**Extrait proposé**.
Ça fait partie des sujets à cocher sur une liste que les gens voulaient que l’on aborde, mais c’est pareil, si on ne trouve pas le bon angle et si on raconte ce que nous raconte les infos de 20h, ça me pose un problème. Je n’ai pas de jugement là-dessus, mais ce n’est pas comme ça que je veux aborder la fiction ni les histoires. Si c’est pour plaquer un sujet sur mes personnages, je ne vois pas.

Vincent Poymiro : C’est pour cela que notre personnage de Guillaume (Clément Manuel) rencontre des hommes musulmans qui sont croyants, des ouvriers qui ne sont même pas Imam. Ils sont de la classe populaire, souvent eux-mêmes mal traités par l’institution, de même que l’Émir dans la saison 2 est du côté de la classe dominante.

Donc, la question de l’Islam n’est pas traitée, non. L’Émir est un homme riche qui a les moyens de prendre des positions économiques. Nos ouvriers, ce sont des gens qui sont de la classe populaire et qui ont besoin d’un lieu de culte privé. Et ce qui est important, c’est ce qu’il se passe avec Guillaume qui dépasse ses angoisses, ses craintes et même ses rivalités de boutique, pour être sensible à la détresse humaine et privée de ces gens de la classe populaire.

**Tâches à réaliser**.
A. Recopiez le passage de l'extrait proposé en commençant par « Ça fait partie » et en poursuivant jusqu'à « ne vois pas. ».
B. Reformulez sous forme de liste le paragraphe de l'extrait proposé qui commence par « Donc, la question de l'Islam », en conservant ses faits principaux.
Le matériel présenté ensuite provient d'une autre source.

**Données**.

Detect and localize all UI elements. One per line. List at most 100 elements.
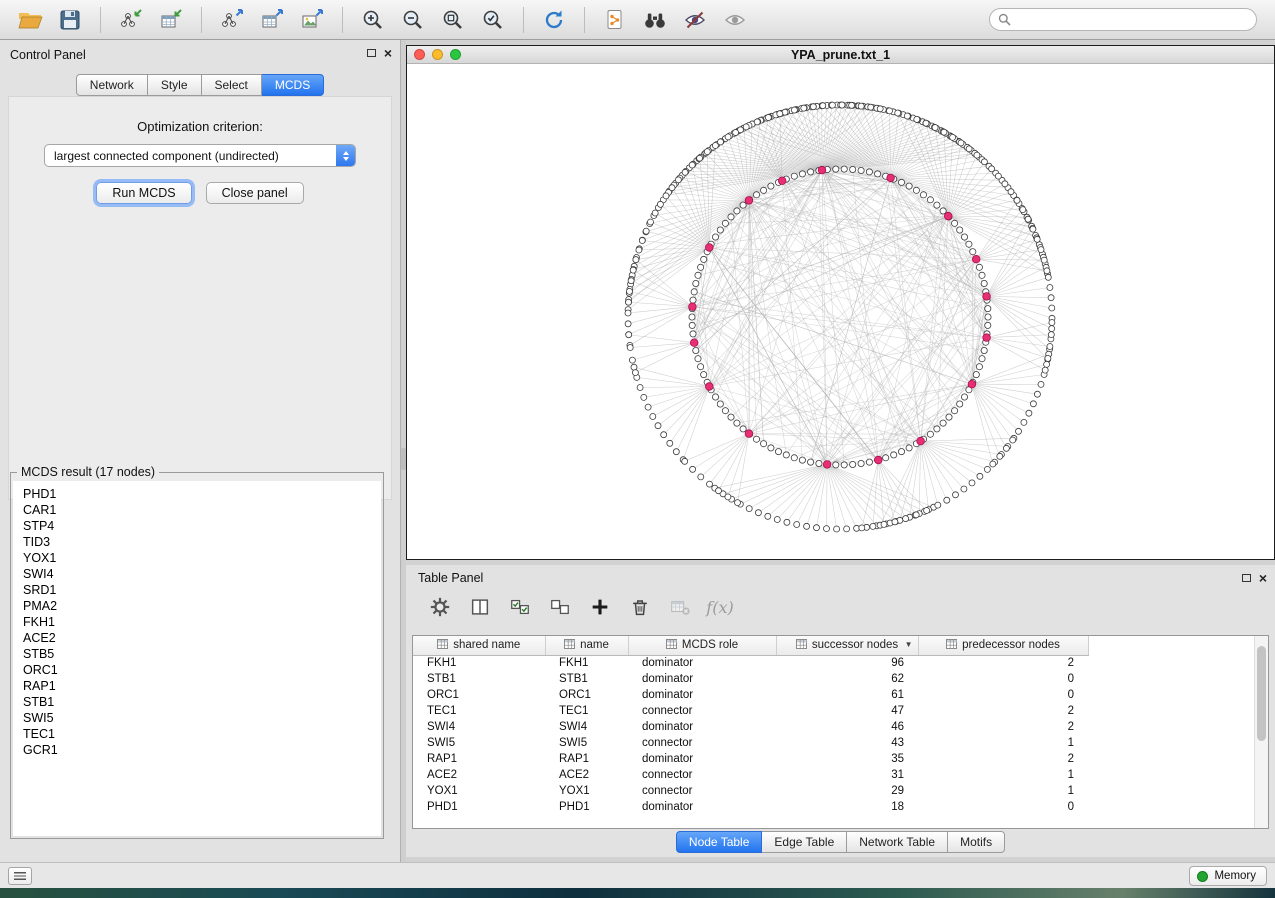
column-header-successor-nodes[interactable]: successor nodes▼ <box>776 636 918 655</box>
export-network-button[interactable] <box>214 4 250 36</box>
table-row[interactable]: YOX1YOX1connector291 <box>413 783 1088 799</box>
binoculars-button[interactable] <box>637 4 673 36</box>
mcds-options-card: Optimization criterion: largest connecte… <box>8 96 392 500</box>
plus-icon <box>589 596 611 618</box>
export-image-button[interactable] <box>294 4 330 36</box>
column-header-MCDS-role[interactable]: MCDS role <box>628 636 776 655</box>
float-panel-icon[interactable] <box>367 49 376 57</box>
open-file-button[interactable] <box>12 4 48 36</box>
mcds-result-item[interactable]: CAR1 <box>23 502 381 518</box>
table-row[interactable]: ORC1ORC1dominator610 <box>413 687 1088 703</box>
memory-button[interactable]: Memory <box>1189 866 1267 886</box>
tab-node-table[interactable]: Node Table <box>676 831 763 853</box>
mcds-result-item[interactable]: STB5 <box>23 646 381 662</box>
export-network-icon <box>220 8 244 32</box>
tab-edge-table[interactable]: Edge Table <box>762 831 847 853</box>
control-panel-header: Control Panel × <box>0 40 400 68</box>
save-button[interactable] <box>52 4 88 36</box>
zoom-fit-button[interactable] <box>435 4 471 36</box>
mcds-result-item[interactable]: STB1 <box>23 694 381 710</box>
table-row[interactable]: SWI4SWI4dominator462 <box>413 719 1088 735</box>
tab-network-table[interactable]: Network Table <box>847 831 948 853</box>
show-all-button[interactable] <box>717 4 753 36</box>
close-table-panel-icon[interactable]: × <box>1259 573 1267 583</box>
export-table-icon <box>260 8 284 32</box>
table-scrollbar[interactable] <box>1254 636 1268 828</box>
table-row[interactable]: ACE2ACE2connector311 <box>413 767 1088 783</box>
mcds-result-list[interactable]: PHD1CAR1STP4TID3YOX1SWI4SRD1PMA2FKH1ACE2… <box>13 481 381 836</box>
gear-icon <box>429 596 451 618</box>
zoom-out-button[interactable] <box>395 4 431 36</box>
criterion-dropdown-value: largest connected component (undirected) <box>54 149 279 163</box>
mcds-result-item[interactable]: SWI4 <box>23 566 381 582</box>
criterion-dropdown[interactable]: largest connected component (undirected) <box>44 144 356 167</box>
task-history-button[interactable] <box>8 867 32 885</box>
zoom-out-icon <box>401 8 425 32</box>
toolbar-separator <box>342 7 343 33</box>
import-table-button[interactable] <box>153 4 189 36</box>
mcds-result-item[interactable]: ACE2 <box>23 630 381 646</box>
network-graph[interactable] <box>407 65 1274 559</box>
table-toolbar: f(x) <box>406 587 1275 627</box>
tab-network[interactable]: Network <box>76 74 148 96</box>
close-panel-icon[interactable]: × <box>384 48 392 58</box>
save-icon <box>58 8 82 32</box>
table-row[interactable]: FKH1FKH1dominator962 <box>413 655 1088 671</box>
table-row[interactable]: SWI5SWI5connector431 <box>413 735 1088 751</box>
table-row[interactable]: PHD1PHD1dominator180 <box>413 799 1088 815</box>
mcds-result-item[interactable]: SWI5 <box>23 710 381 726</box>
mcds-result-item[interactable]: RAP1 <box>23 678 381 694</box>
import-network-button[interactable] <box>113 4 149 36</box>
scrollbar-thumb[interactable] <box>1257 646 1266 741</box>
mcds-result-item[interactable]: TID3 <box>23 534 381 550</box>
mcds-result-item[interactable]: SRD1 <box>23 582 381 598</box>
delete-table-button[interactable] <box>668 595 692 619</box>
refresh-button[interactable] <box>536 4 572 36</box>
delete-column-button[interactable] <box>628 595 652 619</box>
column-header-name[interactable]: name <box>545 636 628 655</box>
table-row[interactable]: TEC1TEC1connector472 <box>413 703 1088 719</box>
desktop-wallpaper-strip <box>0 888 1275 898</box>
mcds-result-item[interactable]: PHD1 <box>23 486 381 502</box>
function-builder-button[interactable]: f(x) <box>708 595 732 619</box>
close-panel-button[interactable]: Close panel <box>206 182 304 204</box>
tab-style[interactable]: Style <box>148 74 202 96</box>
tab-select[interactable]: Select <box>202 74 262 96</box>
tab-motifs[interactable]: Motifs <box>948 831 1005 853</box>
add-column-button[interactable] <box>588 595 612 619</box>
mcds-result-item[interactable]: STP4 <box>23 518 381 534</box>
mcds-result-item[interactable]: PMA2 <box>23 598 381 614</box>
table-row[interactable]: RAP1RAP1dominator352 <box>413 751 1088 767</box>
mcds-result-item[interactable]: ORC1 <box>23 662 381 678</box>
select-all-button[interactable] <box>508 595 532 619</box>
float-table-panel-icon[interactable] <box>1242 574 1251 582</box>
export-table-button[interactable] <box>254 4 290 36</box>
mcds-result-title: MCDS result (17 nodes) <box>17 465 159 479</box>
tab-mcds[interactable]: MCDS <box>262 74 324 96</box>
mcds-result-item[interactable]: GCR1 <box>23 742 381 758</box>
memory-status-icon <box>1197 871 1208 882</box>
application-window: Control Panel × NetworkStyleSelectMCDS O… <box>0 0 1275 898</box>
run-mcds-button[interactable]: Run MCDS <box>96 182 191 204</box>
search-field[interactable] <box>989 8 1257 31</box>
hide-selected-button[interactable] <box>677 4 713 36</box>
main-toolbar <box>0 0 1275 40</box>
show-columns-button[interactable] <box>468 595 492 619</box>
status-bar: Memory <box>0 862 1275 888</box>
deselect-all-button[interactable] <box>548 595 572 619</box>
zoom-in-button[interactable] <box>355 4 391 36</box>
mcds-result-item[interactable]: FKH1 <box>23 614 381 630</box>
table-panel-header: Table Panel × <box>406 565 1275 587</box>
eye-slash-icon <box>683 8 707 32</box>
network-window-titlebar[interactable]: YPA_prune.txt_1 <box>407 46 1274 64</box>
mcds-result-item[interactable]: YOX1 <box>23 550 381 566</box>
toolbar-separator <box>584 7 585 33</box>
column-header-shared-name[interactable]: shared name <box>413 636 545 655</box>
column-header-predecessor-nodes[interactable]: predecessor nodes <box>918 636 1088 655</box>
share-network-button[interactable] <box>597 4 633 36</box>
table-row[interactable]: STB1STB1dominator620 <box>413 671 1088 687</box>
mcds-result-item[interactable]: TEC1 <box>23 726 381 742</box>
zoom-selected-button[interactable] <box>475 4 511 36</box>
table-settings-button[interactable] <box>428 595 452 619</box>
search-input[interactable] <box>1016 13 1248 27</box>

**Résultats de l'exercice**.
A.
Ça fait partie des sujets à cocher sur une liste que les gens voulaient que l’on aborde, mais c’est pareil, si on ne trouve pas le bon angle et si on raconte ce que nous raconte les infos de 20h, ça me pose un problème. Je n’ai pas de jugement là-dessus, mais ce n’est pas comme ça que je veux aborder la fiction ni les histoires. Si c’est pour plaquer un sujet sur mes personnages, je ne vois pas.

B.
- La question de l'Islam n'est pas traitée.
- L'Émir est un homme riche qui a les moyens de prendre des positions économiques.
- Les ouvriers appartiennent à la classe populaire et ont besoin d'un lieu de culte privé.
- L'essentiel est ce qui arrive à Guillaume : il dépasse ses angoisses, ses craintes et même ses rivalités de boutique pour devenir sensible à la détresse humaine et privée de ces gens de la classe populaire.